[BEGIN Stored records]

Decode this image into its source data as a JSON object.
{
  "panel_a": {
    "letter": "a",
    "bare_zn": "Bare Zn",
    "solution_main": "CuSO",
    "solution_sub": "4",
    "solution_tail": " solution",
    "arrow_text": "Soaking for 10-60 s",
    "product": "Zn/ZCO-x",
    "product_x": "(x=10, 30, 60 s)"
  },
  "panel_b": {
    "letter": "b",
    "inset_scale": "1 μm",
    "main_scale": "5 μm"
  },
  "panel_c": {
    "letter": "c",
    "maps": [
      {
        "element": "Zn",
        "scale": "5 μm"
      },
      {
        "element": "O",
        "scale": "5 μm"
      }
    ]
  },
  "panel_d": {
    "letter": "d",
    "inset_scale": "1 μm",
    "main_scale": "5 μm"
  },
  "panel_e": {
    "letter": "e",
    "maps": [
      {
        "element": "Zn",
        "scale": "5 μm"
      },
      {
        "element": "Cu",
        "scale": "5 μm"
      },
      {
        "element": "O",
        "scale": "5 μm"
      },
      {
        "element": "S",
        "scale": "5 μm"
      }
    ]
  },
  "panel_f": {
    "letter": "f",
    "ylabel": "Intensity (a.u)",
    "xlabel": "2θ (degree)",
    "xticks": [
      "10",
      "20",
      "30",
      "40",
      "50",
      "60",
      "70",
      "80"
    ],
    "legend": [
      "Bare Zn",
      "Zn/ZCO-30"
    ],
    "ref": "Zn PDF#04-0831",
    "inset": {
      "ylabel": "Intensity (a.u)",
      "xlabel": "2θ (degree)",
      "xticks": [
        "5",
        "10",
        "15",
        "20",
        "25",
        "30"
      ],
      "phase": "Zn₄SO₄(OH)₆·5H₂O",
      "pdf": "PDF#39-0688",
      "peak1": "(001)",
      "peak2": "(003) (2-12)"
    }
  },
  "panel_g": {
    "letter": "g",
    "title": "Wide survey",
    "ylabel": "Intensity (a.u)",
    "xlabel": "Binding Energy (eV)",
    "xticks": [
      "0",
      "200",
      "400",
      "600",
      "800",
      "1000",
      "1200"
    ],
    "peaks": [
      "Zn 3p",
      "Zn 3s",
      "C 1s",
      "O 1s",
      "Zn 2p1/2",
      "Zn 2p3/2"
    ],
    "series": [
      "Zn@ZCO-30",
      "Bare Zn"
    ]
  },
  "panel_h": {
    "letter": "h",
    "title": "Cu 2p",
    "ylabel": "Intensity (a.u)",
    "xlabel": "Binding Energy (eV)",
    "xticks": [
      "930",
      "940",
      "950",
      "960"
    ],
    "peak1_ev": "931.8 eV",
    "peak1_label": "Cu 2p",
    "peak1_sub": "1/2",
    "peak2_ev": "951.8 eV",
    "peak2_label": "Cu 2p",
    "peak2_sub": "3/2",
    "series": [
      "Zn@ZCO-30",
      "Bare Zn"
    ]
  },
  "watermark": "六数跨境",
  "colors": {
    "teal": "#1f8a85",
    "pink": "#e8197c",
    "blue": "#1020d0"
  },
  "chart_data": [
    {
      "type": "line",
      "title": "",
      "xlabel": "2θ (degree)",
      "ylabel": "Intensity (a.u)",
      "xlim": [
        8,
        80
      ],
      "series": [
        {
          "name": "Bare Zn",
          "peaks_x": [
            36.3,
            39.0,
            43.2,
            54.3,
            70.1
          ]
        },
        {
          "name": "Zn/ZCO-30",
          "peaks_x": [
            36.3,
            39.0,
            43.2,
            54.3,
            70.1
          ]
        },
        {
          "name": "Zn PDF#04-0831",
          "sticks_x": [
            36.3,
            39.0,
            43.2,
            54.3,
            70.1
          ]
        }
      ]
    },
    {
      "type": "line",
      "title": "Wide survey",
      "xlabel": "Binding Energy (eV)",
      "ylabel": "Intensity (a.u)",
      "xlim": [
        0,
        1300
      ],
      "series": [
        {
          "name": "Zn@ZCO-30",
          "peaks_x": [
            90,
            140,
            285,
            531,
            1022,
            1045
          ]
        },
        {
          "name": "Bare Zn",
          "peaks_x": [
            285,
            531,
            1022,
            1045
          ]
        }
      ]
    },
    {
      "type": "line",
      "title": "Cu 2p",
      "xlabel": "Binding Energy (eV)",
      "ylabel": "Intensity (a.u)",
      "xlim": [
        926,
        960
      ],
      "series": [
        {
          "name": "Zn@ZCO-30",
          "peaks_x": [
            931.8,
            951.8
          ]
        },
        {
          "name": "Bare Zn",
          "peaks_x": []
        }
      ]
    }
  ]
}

[END Stored records]

**Given instruction**
Print all of the data exactly as it was given.

**Problem solution**
Decode this image into its source data as a JSON object.
{
  "panel_a": {
    "letter": "a",
    "bare_zn": "Bare Zn",
    "solution_main": "CuSO",
    "solution_sub": "4",
    "solution_tail": " solution",
    "arrow_text": "Soaking for 10-60 s",
    "product": "Zn/ZCO-x",
    "product_x": "(x=10, 30, 60 s)"
  },
  "panel_b": {
    "letter": "b",
    "inset_scale": "1 μm",
    "main_scale": "5 μm"
  },
  "panel_c": {
    "letter": "c",
    "maps": [
      {
        "element": "Zn",
        "scale": "5 μm"
      },
      {
        "element": "O",
        "scale": "5 μm"
      }
    ]
  },
  "panel_d": {
    "letter": "d",
    "inset_scale": "1 μm",
    "main_scale": "5 μm"
  },
  "panel_e": {
    "letter": "e",
    "maps": [
      {
        "element": "Zn",
        "scale": "5 μm"
      },
      {
        "element": "Cu",
        "scale": "5 μm"
      },
      {
        "element": "O",
        "scale": "5 μm"
      },
      {
        "element": "S",
        "scale": "5 μm"
      }
    ]
  },
  "panel_f": {
    "letter": "f",
    "ylabel": "Intensity (a.u)",
    "xlabel": "2θ (degree)",
    "xticks": [
      "10",
      "20",
      "30",
      "40",
      "50",
      "60",
      "70",
      "80"
    ],
    "legend": [
      "Bare Zn",
      "Zn/ZCO-30"
    ],
    "ref": "Zn PDF#04-0831",
    "inset": {
      "ylabel": "Intensity (a.u)",
      "xlabel": "2θ (degree)",
      "xticks": [
        "5",
        "10",
        "15",
        "20",
        "25",
        "30"
      ],
      "phase": "Zn₄SO₄(OH)₆·5H₂O",
      "pdf": "PDF#39-0688",
      "peak1": "(001)",
      "peak2": "(003) (2-12)"
    }
  },
  "panel_g": {
    "letter": "g",
    "title": "Wide survey",
    "ylabel": "Intensity (a.u)",
    "xlabel": "Binding Energy (eV)",
    "xticks": [
      "0",
      "200",
      "400",
      "600",
      "800",
      "1000",
      "1200"
    ],
    "peaks": [
      "Zn 3p",
      "Zn 3s",
      "C 1s",
      "O 1s",
      "Zn 2p1/2",
      "Zn 2p3/2"
    ],
    "series": [
      "Zn@ZCO-30",
      "Bare Zn"
    ]
  },
  "panel_h": {
    "letter": "h",
    "title": "Cu 2p",
    "ylabel": "Intensity (a.u)",
    "xlabel": "Binding Energy (eV)",
    "xticks": [
      "930",
      "940",
      "950",
      "960"
    ],
    "peak1_ev": "931.8 eV",
    "peak1_label": "Cu 2p",
    "peak1_sub": "1/2",
    "peak2_ev": "951.8 eV",
    "peak2_label": "Cu 2p",
    "peak2_sub": "3/2",
    "series": [
      "Zn@ZCO-30",
      "Bare Zn"
    ]
  },
  "watermark": "六数跨境",
  "colors": {
    "teal": "#1f8a85",
    "pink": "#e8197c",
    "blue": "#1020d0"
  },
  "chart_data": [
    {
      "type": "line",
      "title": "",
      "xlabel": "2θ (degree)",
      "ylabel": "Intensity (a.u)",
      "xlim": [
        8,
        80
      ],
      "series": [
        {
          "name": "Bare Zn",
          "peaks_x": [
            36.3,
            39.0,
            43.2,
            54.3,
            70.1
          ]
        },
        {
          "name": "Zn/ZCO-30",
          "peaks_x": [
            36.3,
            39.0,
            43.2,
            54.3,
            70.1
          ]
        },
        {
          "name": "Zn PDF#04-0831",
          "sticks_x": [
            36.3,
            39.0,
            43.2,
            54.3,
            70.1
          ]
        }
      ]
    },
    {
      "type": "line",
      "title": "Wide survey",
      "xlabel": "Binding Energy (eV)",
      "ylabel": "Intensity (a.u)",
      "xlim": [
        0,
        1300
      ],
      "series": [
        {
          "name": "Zn@ZCO-30",
          "peaks_x": [
            90,
            140,
            285,
            531,
            1022,
            1045
          ]
        },
        {
          "name": "Bare Zn",
          "peaks_x": [
            285,
            531,
            1022,
            1045
          ]
        }
      ]
    },
    {
      "type": "line",
      "title": "Cu 2p",
      "xlabel": "Binding Energy (eV)",
      "ylabel": "Intensity (a.u)",
      "xlim": [
        926,
        960
      ],
      "series": [
        {
          "name": "Zn@ZCO-30",
          "peaks_x": [
            931.8,
            951.8
          ]
        },
        {
          "name": "Bare Zn",
          "peaks_x": []
        }
      ]
    }
  ]
}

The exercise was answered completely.